▸ **Problem**: Show every line where "fraiſche" occurs.

▸ **Supplied data**:
☆ ☆ ☆ ☆

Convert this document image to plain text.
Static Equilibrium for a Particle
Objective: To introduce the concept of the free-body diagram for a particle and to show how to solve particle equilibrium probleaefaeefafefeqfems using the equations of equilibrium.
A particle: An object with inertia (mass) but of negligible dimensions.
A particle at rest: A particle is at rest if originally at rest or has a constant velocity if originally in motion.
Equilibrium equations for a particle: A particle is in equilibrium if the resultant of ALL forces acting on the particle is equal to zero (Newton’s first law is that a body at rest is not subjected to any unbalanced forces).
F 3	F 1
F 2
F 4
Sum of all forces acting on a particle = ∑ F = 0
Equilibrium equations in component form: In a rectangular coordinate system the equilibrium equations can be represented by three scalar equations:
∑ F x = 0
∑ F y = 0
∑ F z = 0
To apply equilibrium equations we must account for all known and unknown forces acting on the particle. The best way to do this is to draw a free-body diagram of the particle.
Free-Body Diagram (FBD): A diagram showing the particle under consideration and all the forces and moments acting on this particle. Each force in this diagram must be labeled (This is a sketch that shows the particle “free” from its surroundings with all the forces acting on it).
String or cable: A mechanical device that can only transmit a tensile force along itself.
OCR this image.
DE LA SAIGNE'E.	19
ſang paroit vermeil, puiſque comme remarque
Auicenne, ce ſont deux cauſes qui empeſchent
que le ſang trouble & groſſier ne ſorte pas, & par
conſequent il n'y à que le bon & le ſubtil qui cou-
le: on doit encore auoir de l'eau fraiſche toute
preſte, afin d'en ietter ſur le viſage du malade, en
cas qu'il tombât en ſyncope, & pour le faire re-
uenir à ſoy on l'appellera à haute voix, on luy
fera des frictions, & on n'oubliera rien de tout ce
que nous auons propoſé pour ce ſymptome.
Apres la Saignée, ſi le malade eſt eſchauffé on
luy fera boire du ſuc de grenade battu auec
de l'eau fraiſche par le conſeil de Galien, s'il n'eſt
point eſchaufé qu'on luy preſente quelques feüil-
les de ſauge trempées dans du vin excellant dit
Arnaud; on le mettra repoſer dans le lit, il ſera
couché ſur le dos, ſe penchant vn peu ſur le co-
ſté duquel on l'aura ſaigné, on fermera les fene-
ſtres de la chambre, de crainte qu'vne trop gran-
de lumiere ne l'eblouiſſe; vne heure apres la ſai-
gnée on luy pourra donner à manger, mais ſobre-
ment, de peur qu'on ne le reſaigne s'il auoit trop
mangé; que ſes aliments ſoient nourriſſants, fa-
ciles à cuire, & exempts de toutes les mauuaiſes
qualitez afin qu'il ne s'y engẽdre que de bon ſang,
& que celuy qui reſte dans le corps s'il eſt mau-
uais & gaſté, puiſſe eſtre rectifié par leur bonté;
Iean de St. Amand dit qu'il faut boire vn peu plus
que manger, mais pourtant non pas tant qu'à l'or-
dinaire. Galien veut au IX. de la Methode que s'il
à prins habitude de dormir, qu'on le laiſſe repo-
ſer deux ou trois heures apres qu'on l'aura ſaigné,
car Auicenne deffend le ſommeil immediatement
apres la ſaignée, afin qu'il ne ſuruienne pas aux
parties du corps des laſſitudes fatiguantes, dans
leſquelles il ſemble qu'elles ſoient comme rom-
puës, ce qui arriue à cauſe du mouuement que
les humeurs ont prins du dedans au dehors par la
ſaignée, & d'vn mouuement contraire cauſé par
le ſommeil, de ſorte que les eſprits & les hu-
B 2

☆ ☆ ☆ ☆

▸ **Response**:
le: on doit encore auoir de l'eau fraiſche toute
de l'eau fraiſche par le conſeil de Galien, s'il n'eſt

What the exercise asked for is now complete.